● Stored data entries
━━━
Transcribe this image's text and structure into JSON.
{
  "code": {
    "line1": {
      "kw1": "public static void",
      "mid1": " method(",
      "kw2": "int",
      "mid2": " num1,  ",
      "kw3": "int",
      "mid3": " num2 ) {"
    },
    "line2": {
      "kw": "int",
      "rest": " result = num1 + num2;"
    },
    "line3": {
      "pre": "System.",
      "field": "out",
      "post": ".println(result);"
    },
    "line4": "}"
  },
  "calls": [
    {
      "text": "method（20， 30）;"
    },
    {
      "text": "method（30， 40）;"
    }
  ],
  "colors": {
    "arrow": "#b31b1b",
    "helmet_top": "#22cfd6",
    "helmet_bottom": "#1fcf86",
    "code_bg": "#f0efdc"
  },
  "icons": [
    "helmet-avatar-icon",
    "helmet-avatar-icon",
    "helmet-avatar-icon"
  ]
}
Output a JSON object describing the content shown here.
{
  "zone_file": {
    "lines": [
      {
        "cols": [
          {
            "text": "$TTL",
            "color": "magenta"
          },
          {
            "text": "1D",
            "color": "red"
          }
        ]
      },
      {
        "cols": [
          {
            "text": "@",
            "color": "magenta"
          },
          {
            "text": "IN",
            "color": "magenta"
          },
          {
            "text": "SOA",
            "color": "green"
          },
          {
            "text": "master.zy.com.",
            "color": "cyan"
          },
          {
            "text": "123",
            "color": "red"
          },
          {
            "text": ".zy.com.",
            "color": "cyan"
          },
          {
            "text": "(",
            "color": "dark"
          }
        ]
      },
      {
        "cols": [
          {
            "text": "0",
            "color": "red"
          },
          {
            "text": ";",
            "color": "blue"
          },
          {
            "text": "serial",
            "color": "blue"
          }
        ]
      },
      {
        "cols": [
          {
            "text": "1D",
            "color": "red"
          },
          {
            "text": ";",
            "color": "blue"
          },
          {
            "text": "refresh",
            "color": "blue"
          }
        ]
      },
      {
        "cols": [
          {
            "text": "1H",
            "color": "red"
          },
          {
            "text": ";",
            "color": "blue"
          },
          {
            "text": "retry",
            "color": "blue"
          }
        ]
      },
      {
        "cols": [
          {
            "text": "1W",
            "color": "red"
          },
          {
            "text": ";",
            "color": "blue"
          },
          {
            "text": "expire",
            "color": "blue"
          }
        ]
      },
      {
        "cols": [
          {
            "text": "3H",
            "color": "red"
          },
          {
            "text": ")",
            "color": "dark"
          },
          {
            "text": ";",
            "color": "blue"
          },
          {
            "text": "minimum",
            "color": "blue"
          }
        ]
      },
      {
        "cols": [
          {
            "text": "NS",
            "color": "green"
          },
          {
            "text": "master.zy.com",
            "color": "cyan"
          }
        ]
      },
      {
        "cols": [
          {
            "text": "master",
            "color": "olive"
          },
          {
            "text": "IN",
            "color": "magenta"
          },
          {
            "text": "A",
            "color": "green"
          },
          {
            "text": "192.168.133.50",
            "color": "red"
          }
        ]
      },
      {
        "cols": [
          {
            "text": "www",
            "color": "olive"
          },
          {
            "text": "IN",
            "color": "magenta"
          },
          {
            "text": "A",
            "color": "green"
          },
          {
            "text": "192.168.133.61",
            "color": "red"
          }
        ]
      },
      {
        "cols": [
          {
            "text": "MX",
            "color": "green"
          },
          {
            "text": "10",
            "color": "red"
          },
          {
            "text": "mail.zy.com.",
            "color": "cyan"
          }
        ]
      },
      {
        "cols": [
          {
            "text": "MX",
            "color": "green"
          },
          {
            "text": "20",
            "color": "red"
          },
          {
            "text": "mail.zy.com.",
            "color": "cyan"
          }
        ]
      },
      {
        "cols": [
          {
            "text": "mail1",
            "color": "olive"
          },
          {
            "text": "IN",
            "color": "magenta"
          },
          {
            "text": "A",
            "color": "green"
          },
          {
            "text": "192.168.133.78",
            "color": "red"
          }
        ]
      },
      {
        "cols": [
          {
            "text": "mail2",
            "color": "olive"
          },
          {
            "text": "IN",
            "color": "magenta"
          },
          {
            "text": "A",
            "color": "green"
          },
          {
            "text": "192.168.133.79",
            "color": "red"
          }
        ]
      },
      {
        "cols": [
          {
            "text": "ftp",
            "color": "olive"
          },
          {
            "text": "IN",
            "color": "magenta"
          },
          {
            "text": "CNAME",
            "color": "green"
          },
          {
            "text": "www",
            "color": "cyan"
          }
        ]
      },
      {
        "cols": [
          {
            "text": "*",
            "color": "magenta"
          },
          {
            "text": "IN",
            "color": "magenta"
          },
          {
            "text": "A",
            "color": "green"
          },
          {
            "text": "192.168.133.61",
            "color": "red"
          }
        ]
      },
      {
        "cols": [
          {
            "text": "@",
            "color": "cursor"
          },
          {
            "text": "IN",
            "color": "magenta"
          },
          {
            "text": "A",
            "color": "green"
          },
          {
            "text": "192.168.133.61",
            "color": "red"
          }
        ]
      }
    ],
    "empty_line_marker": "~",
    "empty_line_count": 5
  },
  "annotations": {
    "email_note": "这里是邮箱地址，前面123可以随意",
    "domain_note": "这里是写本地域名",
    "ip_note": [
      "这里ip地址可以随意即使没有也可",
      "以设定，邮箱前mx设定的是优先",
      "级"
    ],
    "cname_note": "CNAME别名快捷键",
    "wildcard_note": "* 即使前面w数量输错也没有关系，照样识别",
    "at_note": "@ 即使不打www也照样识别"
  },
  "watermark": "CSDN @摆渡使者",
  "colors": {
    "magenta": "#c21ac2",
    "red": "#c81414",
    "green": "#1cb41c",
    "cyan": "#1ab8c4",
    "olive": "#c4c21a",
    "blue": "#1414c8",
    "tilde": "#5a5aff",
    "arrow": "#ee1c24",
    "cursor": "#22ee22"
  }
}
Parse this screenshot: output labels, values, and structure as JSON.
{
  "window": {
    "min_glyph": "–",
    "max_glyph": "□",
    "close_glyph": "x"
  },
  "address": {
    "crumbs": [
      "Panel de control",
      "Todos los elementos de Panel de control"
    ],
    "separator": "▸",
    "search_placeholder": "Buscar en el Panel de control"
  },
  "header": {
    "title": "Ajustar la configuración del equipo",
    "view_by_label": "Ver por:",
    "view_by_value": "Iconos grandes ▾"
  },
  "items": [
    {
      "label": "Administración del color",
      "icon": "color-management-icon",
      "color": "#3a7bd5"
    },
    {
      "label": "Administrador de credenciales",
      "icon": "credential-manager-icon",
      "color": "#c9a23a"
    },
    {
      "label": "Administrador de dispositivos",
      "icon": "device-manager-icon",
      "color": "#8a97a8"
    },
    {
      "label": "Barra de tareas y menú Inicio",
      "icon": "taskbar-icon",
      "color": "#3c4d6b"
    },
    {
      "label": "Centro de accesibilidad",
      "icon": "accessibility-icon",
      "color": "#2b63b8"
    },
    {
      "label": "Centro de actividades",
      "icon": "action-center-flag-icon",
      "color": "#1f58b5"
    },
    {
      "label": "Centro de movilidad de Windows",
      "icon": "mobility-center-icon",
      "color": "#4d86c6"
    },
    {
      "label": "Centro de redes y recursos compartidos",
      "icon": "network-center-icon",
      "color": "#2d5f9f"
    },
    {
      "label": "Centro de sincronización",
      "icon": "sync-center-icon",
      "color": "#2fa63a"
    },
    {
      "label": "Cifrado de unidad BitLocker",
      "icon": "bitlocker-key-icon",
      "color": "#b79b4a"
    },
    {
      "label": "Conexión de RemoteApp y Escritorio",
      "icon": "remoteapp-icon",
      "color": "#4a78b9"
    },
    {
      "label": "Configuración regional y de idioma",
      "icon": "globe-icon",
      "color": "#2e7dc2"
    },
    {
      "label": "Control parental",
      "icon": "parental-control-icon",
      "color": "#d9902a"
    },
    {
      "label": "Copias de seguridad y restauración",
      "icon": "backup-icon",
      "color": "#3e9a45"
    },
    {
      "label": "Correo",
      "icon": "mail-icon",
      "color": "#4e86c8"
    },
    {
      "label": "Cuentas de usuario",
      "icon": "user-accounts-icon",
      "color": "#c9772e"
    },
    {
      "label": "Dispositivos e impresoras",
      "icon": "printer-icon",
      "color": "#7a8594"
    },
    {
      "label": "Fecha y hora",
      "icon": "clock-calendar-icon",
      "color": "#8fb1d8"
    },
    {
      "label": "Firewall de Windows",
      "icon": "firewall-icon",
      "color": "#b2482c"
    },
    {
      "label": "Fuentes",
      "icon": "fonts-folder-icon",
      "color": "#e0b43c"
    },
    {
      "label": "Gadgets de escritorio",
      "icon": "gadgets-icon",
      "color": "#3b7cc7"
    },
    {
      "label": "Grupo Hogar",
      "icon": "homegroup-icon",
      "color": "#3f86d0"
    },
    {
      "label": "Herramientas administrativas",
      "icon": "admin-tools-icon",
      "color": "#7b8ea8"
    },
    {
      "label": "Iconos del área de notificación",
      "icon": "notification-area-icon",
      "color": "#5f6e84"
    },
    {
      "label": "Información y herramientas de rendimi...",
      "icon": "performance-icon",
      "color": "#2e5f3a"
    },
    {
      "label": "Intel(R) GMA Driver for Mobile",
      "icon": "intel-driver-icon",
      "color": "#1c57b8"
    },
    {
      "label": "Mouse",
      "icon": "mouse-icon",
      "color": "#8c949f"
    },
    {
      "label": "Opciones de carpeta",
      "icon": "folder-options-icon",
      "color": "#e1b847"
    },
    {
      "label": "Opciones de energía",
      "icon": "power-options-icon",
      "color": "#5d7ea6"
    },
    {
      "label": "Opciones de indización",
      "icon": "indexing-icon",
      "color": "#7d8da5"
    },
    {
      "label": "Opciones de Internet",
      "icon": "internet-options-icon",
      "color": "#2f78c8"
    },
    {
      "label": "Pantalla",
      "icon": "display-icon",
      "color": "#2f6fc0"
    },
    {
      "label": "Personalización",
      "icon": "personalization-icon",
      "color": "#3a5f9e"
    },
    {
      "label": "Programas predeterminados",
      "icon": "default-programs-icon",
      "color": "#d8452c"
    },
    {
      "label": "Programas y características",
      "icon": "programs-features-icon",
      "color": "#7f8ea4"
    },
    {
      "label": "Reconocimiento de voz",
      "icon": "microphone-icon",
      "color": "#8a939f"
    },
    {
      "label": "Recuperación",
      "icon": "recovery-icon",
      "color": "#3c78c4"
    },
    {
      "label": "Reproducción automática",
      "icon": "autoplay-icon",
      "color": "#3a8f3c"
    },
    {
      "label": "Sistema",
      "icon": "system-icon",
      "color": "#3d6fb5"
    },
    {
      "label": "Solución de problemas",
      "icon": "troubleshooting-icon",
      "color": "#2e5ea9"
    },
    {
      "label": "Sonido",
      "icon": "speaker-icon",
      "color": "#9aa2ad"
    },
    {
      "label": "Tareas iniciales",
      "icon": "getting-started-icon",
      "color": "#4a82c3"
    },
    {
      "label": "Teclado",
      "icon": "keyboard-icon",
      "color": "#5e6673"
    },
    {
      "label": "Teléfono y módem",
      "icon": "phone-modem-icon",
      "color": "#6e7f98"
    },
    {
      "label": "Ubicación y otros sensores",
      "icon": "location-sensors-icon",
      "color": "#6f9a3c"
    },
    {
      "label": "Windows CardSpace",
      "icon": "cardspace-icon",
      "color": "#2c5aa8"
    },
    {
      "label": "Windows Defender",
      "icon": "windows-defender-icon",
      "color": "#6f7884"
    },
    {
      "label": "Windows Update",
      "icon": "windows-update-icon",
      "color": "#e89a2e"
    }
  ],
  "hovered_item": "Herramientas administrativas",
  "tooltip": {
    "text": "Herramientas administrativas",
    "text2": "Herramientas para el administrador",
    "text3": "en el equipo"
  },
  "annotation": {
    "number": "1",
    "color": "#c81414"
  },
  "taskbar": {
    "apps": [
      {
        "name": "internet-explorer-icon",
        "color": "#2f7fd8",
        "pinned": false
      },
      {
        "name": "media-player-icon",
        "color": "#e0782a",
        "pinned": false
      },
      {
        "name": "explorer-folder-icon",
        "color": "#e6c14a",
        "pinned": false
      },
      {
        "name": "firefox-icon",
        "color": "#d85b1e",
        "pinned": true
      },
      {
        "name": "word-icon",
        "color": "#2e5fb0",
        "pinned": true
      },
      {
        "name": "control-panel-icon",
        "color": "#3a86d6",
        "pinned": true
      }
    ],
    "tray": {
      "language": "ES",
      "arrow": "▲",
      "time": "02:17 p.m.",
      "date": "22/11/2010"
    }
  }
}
━━━
● SHORT PROBLEM
Find every line that has "this" in it, then return those lines.

● WORKED SOLUTION
Transcribe this image's text and structure into JSON.
Parse this screenshot: output labels, values, and structure as JSON.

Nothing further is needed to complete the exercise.